> Passage provided
'''

First, here are the logs that describe the design of the Test Access Port :
4. The YGREC debug system contains the first high-level description, the principle applies equally for any technology/implementation.
16. Inspect and control the core
24. Synchronous Serial Debugging
25. MUX trees
109. Gray counter (reboot of the low-level design)
110. The art of large MUXes
111. The first half of the TAP
112. Design of a TAP : the SIPO Controller
113. The TAP's bits counter
114. The TAP selector
115. The TAP is coming together
118. The TAP's eXecute module
119. The TAP crosses 3 clock domains !
This log summarises the high-level view from the debugger's perspective. The TAP is "just" a low-level port, a few pins that serialise data in and out of the core, and could be implemented in whatever way (the current TAP is serial but could be made in byte-parallel for the relay version for example).
This TAP is obviously byte-oriented and designed for SPI mode 0 : this eases programming a lot because most CPUs have a byte-oriented SPI controller. Using variable sized framing would operate slower on platforms such as the Raspberry Pi for example. JTAG often handles sequences of bits in groups other than 8...
The diagram below shows the typical timing with only one transmitted byte shown:
The TAP works as 2 phases in half-duplex, so Din and Dout may share a tristate pin for example. The /WR pin controls the phase and things happen during these transitions.
- Going from high to low starts transfer on Din into the TAP, "full bytes" at a time (the number of bits is always a multiple of 8, MSB first to follow the common SPI standard). Each bit is sampled on the rising edge of the clock. The delay from a to b , as well as c to d, is typically one clock cycle to give enough settling time to the internal counter.

'''

> Set task 1
Answer from the Test Access Port passage:
(a) Which SPI mode is the TAP designed for?
(b) What does the /WR pin control?
(c) On which clock edge is each bit sampled?
> Set task 2
Please reproduce the stretch of the Test Access Port passage from "First, here are" through "for any technology/implementation.".
You can set aside the lines that come after this.

> Dataset content
'''

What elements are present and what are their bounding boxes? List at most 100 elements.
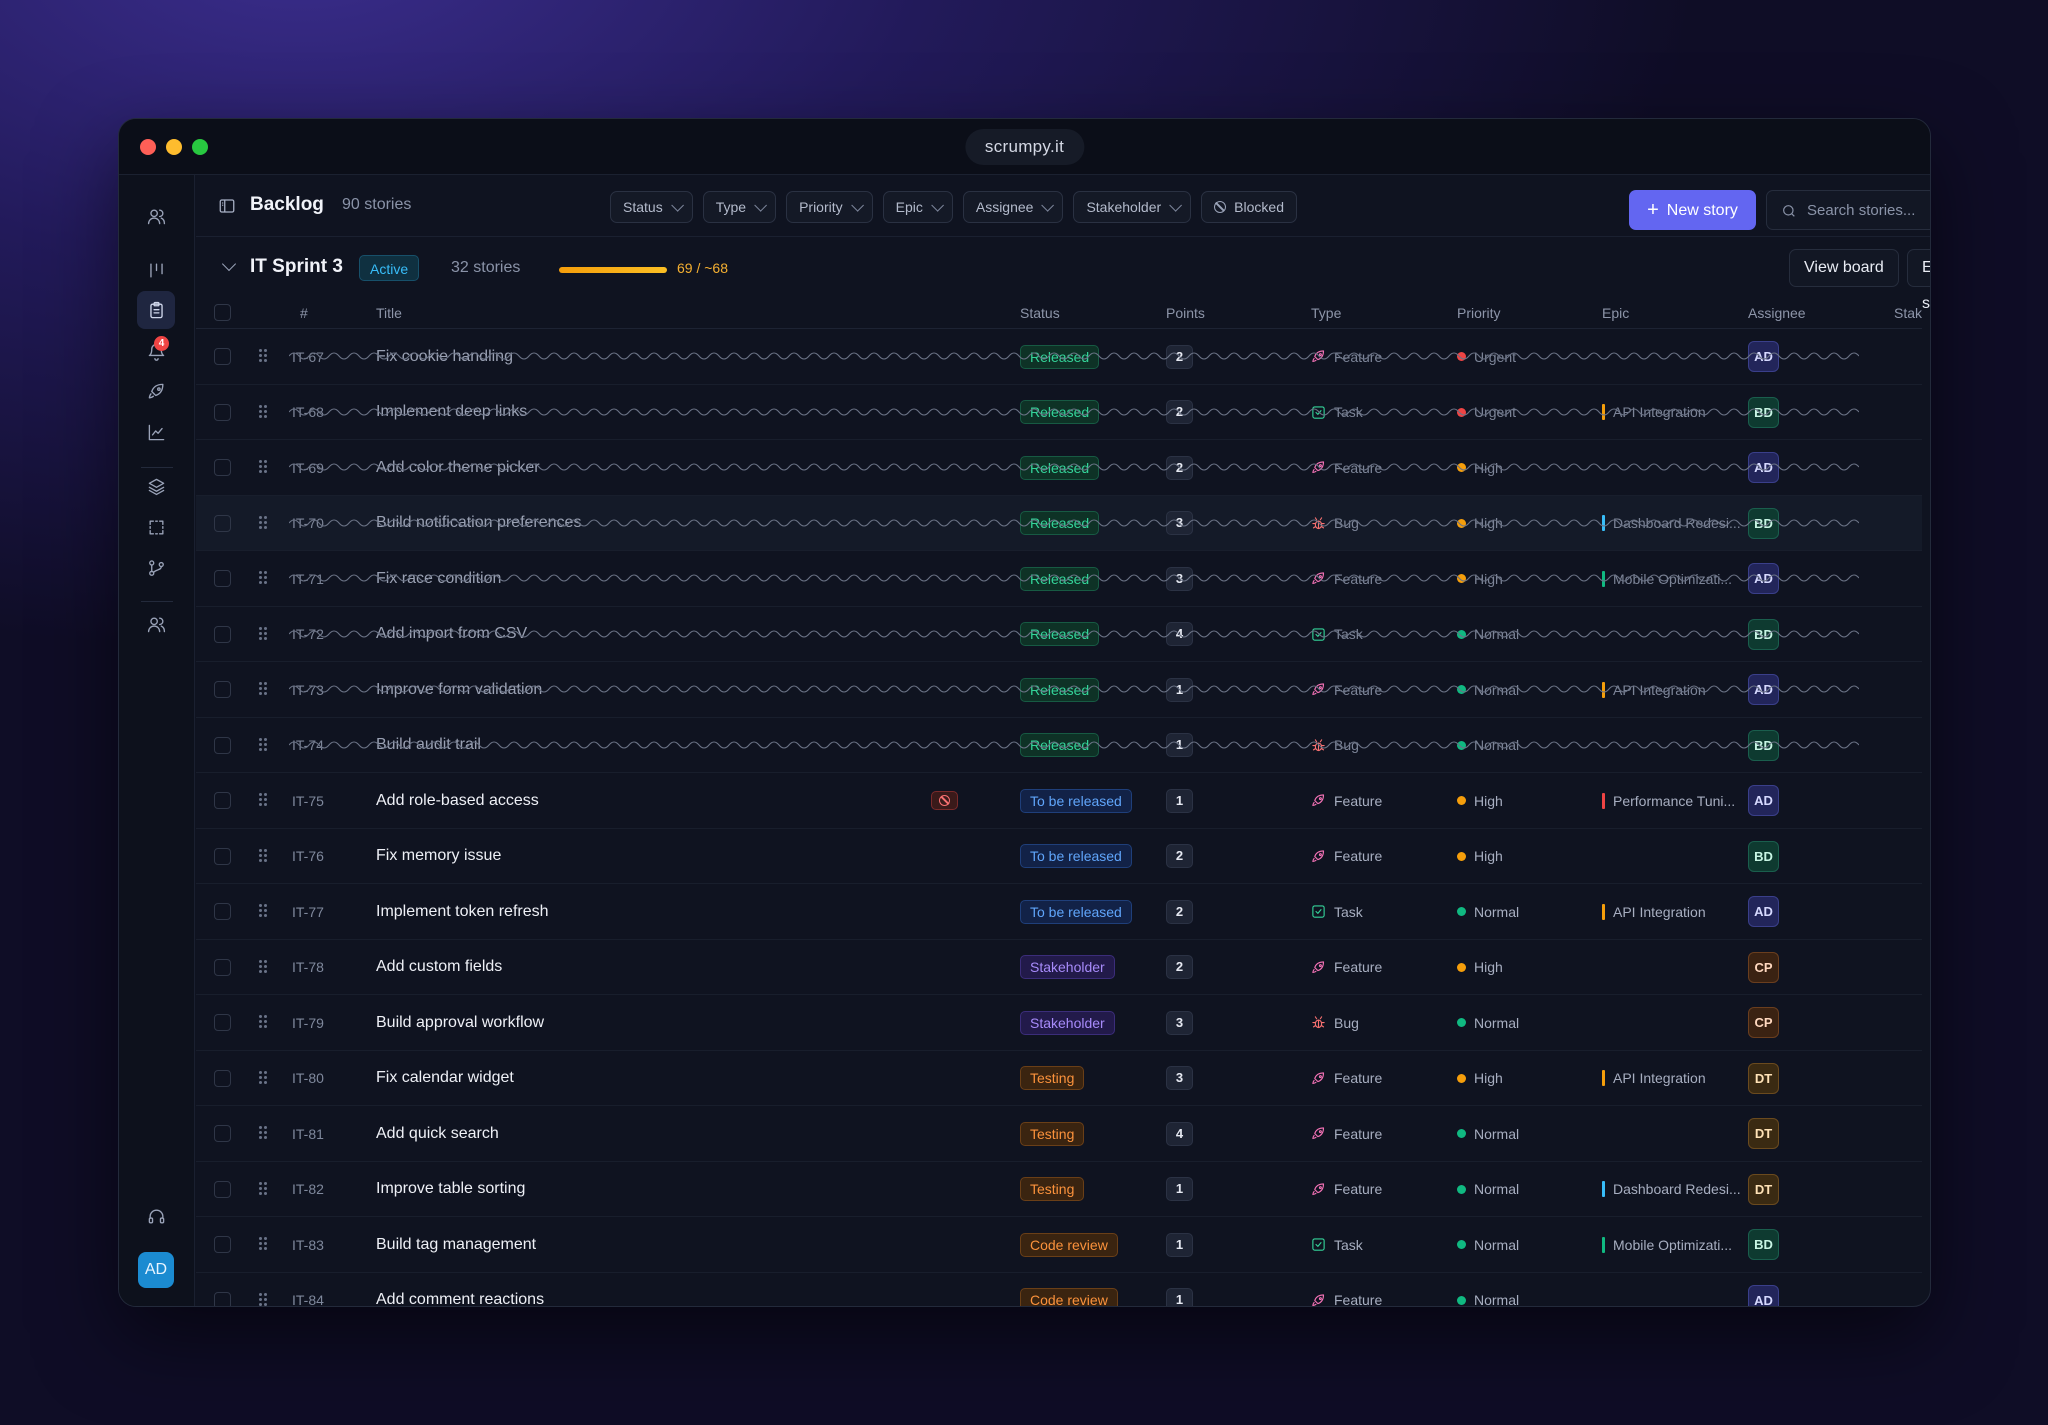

'''

> Task result 1
(a) SPI mode 0
(b) The phase
(c) The rising edge

> Task result 2
First, here are the logs that describe the design of the Test Access Port :
4. The YGREC debug system contains the first high-level description, the principle applies equally for any technology/implementation.